- Problem details
Give the number of lines in this listing that contain the word "JSON", and nothing else.

>> begin

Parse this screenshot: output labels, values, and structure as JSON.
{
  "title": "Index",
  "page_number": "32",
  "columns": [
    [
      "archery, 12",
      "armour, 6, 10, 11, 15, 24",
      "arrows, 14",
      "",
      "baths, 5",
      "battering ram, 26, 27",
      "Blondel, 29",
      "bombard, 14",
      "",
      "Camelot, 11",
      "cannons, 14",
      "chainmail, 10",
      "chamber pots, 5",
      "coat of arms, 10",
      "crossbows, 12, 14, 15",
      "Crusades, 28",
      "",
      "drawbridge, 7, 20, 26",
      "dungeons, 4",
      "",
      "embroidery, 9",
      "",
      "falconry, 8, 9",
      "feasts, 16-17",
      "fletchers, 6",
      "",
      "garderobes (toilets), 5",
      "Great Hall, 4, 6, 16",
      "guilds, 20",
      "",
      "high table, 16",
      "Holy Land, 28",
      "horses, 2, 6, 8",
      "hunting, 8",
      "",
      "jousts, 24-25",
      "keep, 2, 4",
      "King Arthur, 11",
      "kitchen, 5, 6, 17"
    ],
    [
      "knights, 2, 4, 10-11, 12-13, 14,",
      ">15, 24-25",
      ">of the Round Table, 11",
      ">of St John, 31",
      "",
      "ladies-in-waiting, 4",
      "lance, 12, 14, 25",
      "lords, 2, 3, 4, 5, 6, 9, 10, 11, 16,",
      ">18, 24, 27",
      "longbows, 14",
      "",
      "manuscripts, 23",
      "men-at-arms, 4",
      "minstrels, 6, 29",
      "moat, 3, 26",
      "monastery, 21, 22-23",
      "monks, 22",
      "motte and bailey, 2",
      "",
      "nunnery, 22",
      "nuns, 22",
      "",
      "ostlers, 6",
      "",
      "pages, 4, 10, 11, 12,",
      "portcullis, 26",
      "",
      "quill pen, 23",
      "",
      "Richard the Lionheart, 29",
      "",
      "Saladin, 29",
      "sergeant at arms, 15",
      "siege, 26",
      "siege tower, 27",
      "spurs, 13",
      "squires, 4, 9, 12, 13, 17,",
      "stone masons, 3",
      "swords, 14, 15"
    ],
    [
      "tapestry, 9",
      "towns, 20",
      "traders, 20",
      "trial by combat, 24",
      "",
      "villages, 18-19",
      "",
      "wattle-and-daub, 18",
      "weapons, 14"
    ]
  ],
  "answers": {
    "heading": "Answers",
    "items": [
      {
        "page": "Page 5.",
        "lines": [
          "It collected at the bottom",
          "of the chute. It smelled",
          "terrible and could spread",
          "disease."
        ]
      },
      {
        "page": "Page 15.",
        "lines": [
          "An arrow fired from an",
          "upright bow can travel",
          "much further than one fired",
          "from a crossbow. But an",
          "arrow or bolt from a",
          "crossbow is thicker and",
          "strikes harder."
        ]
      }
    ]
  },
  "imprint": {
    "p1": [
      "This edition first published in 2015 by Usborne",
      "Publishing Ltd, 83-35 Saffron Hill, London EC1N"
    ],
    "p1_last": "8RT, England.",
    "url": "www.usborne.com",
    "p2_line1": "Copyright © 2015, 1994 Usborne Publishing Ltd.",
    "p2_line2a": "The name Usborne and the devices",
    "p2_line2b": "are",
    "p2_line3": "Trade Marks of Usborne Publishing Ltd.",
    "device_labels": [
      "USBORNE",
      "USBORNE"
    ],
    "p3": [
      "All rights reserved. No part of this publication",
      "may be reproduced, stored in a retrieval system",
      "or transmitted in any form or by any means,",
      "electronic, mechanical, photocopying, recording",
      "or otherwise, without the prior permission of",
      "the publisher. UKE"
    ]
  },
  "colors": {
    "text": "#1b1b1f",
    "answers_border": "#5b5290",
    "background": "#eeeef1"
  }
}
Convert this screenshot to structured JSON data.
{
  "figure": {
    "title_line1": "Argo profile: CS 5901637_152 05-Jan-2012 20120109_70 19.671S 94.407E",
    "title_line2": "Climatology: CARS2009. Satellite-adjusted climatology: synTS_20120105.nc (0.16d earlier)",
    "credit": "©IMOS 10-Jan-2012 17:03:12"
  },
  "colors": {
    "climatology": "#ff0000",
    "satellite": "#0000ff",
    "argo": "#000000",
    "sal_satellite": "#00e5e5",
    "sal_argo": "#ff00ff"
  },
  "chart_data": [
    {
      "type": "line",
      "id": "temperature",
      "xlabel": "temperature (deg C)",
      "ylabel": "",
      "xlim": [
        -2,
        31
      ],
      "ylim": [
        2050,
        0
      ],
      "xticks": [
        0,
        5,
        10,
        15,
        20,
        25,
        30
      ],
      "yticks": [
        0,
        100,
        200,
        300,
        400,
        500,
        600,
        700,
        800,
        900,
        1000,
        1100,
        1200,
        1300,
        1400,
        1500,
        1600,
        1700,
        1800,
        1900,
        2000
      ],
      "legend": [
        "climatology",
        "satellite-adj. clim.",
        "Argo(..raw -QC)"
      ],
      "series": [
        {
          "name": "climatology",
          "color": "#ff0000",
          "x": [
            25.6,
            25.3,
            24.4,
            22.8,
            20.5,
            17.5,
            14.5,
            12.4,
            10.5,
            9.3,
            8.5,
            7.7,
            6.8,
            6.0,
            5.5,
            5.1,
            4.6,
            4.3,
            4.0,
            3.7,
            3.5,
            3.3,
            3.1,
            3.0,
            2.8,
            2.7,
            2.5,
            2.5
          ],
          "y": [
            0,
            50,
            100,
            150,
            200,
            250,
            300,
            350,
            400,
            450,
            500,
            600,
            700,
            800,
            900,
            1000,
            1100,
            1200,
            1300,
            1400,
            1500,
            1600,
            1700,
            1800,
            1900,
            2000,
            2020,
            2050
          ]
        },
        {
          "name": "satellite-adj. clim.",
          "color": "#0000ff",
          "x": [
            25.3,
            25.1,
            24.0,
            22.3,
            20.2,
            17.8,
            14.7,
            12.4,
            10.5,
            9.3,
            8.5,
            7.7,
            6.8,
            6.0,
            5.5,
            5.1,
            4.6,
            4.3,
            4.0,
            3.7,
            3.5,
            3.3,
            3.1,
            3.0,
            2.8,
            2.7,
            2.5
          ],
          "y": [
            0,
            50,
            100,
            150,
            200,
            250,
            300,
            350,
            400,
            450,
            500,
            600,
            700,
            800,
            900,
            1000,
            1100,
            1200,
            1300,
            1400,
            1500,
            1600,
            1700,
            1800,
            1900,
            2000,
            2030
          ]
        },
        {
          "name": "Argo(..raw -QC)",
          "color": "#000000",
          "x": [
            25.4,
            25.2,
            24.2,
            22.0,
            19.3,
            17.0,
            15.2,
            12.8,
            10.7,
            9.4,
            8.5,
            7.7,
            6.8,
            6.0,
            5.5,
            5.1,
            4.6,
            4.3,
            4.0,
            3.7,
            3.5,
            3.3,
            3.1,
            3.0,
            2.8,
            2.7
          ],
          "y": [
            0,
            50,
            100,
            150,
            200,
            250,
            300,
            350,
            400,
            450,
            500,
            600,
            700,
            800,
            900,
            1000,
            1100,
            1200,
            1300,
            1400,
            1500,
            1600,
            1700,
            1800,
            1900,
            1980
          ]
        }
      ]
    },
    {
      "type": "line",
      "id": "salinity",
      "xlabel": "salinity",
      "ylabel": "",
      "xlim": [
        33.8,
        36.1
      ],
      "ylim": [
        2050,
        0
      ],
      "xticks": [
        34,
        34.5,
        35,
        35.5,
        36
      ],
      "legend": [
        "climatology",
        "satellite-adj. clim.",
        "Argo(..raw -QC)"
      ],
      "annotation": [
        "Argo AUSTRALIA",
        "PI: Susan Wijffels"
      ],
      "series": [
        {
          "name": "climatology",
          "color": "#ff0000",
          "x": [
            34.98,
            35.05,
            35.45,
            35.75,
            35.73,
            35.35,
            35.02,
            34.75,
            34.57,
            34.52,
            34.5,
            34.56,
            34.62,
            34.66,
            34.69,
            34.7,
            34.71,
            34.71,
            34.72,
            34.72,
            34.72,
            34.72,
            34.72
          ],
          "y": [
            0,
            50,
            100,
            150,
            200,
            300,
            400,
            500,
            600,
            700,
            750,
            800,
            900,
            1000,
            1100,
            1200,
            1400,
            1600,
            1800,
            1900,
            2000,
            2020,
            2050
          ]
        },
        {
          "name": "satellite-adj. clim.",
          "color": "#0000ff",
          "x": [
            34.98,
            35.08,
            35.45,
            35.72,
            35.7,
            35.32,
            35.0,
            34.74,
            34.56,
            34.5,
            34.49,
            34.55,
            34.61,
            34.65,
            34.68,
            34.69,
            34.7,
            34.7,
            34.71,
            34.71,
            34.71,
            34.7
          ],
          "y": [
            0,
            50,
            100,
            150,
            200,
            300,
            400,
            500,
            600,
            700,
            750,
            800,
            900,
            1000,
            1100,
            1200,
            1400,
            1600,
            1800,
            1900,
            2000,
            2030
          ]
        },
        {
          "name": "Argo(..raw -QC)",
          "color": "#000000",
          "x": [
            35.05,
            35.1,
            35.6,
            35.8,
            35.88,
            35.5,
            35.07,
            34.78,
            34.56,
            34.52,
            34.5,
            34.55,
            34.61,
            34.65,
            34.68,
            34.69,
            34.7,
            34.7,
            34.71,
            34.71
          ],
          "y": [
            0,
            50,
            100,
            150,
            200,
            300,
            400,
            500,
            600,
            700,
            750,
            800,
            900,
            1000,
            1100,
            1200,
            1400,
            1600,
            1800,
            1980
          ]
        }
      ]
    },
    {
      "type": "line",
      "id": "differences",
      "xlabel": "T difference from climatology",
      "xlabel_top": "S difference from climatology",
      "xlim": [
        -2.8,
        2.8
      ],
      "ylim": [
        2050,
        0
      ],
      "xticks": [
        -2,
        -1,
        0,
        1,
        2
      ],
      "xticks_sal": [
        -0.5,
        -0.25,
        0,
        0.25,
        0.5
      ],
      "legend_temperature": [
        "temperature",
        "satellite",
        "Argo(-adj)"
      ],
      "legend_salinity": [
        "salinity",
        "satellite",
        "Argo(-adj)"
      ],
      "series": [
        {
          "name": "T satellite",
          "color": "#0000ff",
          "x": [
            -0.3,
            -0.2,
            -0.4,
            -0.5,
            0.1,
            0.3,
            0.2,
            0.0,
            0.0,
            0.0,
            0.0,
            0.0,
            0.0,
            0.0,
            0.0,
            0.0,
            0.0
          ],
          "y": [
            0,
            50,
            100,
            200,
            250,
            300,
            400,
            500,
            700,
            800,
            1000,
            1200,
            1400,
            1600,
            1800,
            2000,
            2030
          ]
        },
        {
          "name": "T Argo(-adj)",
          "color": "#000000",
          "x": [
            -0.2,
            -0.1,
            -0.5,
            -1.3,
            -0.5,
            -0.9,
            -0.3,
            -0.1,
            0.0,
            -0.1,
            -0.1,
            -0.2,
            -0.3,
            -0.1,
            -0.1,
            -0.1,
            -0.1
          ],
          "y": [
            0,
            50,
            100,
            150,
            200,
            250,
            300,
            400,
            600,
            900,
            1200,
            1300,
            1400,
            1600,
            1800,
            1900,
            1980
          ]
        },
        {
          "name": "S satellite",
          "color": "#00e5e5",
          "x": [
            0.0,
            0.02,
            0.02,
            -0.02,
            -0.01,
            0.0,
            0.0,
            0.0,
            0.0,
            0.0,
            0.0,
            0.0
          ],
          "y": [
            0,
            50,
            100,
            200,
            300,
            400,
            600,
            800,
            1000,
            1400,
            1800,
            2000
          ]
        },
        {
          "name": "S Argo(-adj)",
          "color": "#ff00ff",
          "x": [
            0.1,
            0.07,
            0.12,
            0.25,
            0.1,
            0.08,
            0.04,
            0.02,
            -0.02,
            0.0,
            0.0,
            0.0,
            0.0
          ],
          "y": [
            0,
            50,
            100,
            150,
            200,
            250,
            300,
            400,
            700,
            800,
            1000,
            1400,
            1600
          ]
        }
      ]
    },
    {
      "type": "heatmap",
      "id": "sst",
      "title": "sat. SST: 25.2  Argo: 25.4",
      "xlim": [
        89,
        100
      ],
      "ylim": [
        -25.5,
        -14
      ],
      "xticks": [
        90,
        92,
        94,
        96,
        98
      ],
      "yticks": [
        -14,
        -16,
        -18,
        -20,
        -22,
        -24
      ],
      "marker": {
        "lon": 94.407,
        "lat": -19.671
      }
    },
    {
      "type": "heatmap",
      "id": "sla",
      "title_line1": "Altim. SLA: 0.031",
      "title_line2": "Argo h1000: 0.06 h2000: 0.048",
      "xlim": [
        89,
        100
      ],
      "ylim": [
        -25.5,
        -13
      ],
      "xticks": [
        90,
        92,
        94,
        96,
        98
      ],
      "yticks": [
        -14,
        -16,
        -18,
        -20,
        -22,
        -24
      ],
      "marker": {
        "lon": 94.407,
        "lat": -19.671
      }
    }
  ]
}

>> end

- The response
2